- _What the task asks_
Transcribe all of the material exactly. Any picture in it should be left out.

......

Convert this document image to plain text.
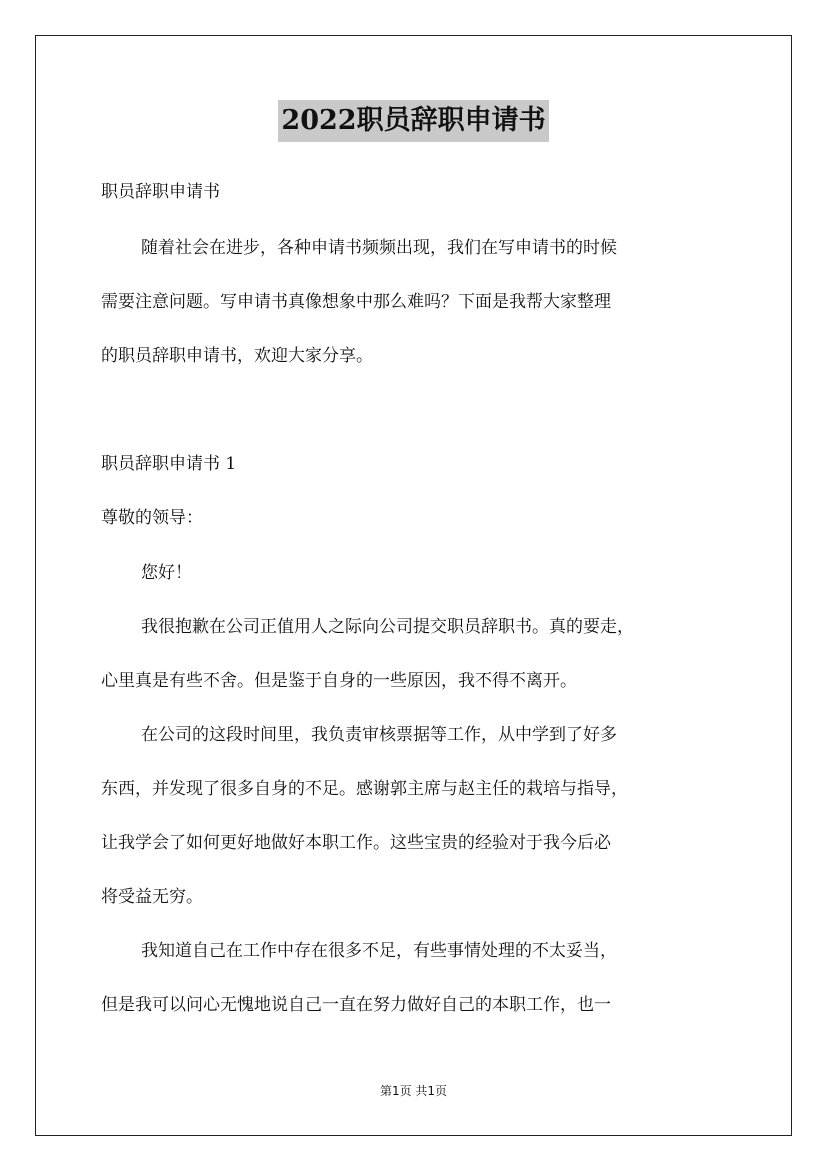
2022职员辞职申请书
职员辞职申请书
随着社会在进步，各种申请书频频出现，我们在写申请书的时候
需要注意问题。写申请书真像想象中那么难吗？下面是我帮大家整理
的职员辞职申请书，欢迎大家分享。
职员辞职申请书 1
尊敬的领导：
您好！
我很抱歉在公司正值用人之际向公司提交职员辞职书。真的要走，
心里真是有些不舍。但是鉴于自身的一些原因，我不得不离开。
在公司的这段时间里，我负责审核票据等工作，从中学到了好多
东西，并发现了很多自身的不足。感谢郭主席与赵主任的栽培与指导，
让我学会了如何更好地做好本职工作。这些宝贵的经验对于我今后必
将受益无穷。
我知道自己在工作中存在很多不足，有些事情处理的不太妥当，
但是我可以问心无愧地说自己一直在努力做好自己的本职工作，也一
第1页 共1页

......

- _Written answer_
Convert this document image to plain text.
2022职员辞职申请书
职员辞职申请书
随着社会在进步，各种申请书频频出现，我们在写申请书的时候
需要注意问题。写申请书真像想象中那么难吗？下面是我帮大家整理
的职员辞职申请书，欢迎大家分享。
职员辞职申请书 1
尊敬的领导：
您好！
我很抱歉在公司正值用人之际向公司提交职员辞职书。真的要走，
心里真是有些不舍。但是鉴于自身的一些原因，我不得不离开。
在公司的这段时间里，我负责审核票据等工作，从中学到了好多
东西，并发现了很多自身的不足。感谢郭主席与赵主任的栽培与指导，
让我学会了如何更好地做好本职工作。这些宝贵的经验对于我今后必
将受益无穷。
我知道自己在工作中存在很多不足，有些事情处理的不太妥当，
但是我可以问心无愧地说自己一直在努力做好自己的本职工作，也一
第1页 共1页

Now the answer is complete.